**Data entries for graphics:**
=-=-=-=-=
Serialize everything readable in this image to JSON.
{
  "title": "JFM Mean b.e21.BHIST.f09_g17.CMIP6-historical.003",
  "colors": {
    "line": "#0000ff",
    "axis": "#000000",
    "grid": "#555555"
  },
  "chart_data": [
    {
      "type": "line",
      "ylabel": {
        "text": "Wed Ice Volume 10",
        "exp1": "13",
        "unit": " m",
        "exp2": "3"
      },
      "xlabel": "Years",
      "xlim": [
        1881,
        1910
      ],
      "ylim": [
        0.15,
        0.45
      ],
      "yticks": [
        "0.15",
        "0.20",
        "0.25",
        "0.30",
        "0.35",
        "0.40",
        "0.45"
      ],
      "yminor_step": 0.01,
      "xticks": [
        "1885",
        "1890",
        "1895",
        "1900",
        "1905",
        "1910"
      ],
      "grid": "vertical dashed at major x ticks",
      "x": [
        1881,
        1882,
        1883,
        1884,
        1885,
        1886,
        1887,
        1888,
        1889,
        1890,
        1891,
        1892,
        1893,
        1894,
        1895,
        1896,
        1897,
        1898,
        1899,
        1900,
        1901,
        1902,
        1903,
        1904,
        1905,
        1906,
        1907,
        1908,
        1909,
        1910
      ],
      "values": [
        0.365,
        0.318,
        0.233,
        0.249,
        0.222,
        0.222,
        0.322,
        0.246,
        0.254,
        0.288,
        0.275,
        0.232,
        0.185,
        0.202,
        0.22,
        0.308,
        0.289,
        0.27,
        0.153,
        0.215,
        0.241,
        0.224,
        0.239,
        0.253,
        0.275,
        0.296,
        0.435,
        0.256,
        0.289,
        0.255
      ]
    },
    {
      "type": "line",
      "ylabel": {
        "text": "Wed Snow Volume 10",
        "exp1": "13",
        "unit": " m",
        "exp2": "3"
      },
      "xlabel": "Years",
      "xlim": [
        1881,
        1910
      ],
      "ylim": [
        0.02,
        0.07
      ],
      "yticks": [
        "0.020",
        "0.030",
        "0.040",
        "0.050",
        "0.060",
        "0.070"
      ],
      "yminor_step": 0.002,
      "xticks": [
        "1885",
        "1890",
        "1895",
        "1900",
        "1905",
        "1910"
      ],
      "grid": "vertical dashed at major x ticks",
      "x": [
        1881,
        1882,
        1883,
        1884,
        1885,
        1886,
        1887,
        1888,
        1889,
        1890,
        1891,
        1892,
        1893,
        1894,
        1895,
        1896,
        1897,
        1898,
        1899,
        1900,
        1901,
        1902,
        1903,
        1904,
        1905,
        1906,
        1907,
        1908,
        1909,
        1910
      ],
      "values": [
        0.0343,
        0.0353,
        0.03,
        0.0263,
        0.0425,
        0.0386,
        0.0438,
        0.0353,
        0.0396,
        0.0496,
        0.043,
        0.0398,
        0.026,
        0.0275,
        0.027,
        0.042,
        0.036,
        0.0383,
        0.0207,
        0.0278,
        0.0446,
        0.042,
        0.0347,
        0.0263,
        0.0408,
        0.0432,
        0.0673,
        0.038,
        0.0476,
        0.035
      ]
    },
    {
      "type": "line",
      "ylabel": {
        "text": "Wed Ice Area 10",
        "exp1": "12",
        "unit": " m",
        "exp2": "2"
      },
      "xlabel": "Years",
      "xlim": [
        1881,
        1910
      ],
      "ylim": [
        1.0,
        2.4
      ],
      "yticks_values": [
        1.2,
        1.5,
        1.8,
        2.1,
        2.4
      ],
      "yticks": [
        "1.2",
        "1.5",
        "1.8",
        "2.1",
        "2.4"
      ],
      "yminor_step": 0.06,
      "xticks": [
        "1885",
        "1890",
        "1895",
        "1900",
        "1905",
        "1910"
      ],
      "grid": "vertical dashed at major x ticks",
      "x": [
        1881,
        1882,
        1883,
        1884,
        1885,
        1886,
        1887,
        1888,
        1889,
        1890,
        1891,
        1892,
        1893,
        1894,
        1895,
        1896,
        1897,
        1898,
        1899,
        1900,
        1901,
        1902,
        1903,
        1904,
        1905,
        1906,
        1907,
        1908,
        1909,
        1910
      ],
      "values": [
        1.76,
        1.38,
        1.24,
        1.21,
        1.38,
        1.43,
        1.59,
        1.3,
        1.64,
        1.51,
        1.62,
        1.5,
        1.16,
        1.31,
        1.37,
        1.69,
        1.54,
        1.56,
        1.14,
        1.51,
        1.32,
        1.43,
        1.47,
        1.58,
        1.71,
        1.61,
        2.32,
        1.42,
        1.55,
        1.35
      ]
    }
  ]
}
=-=-=-=-=
**WORK INSTRUCTIONS:**
Show each line of the listing that holds the string "text".

**FULL ANSWER:**
        "text": "Wed Ice Volume 10",
        "text": "Wed Snow Volume 10",
        "text": "Wed Ice Area 10",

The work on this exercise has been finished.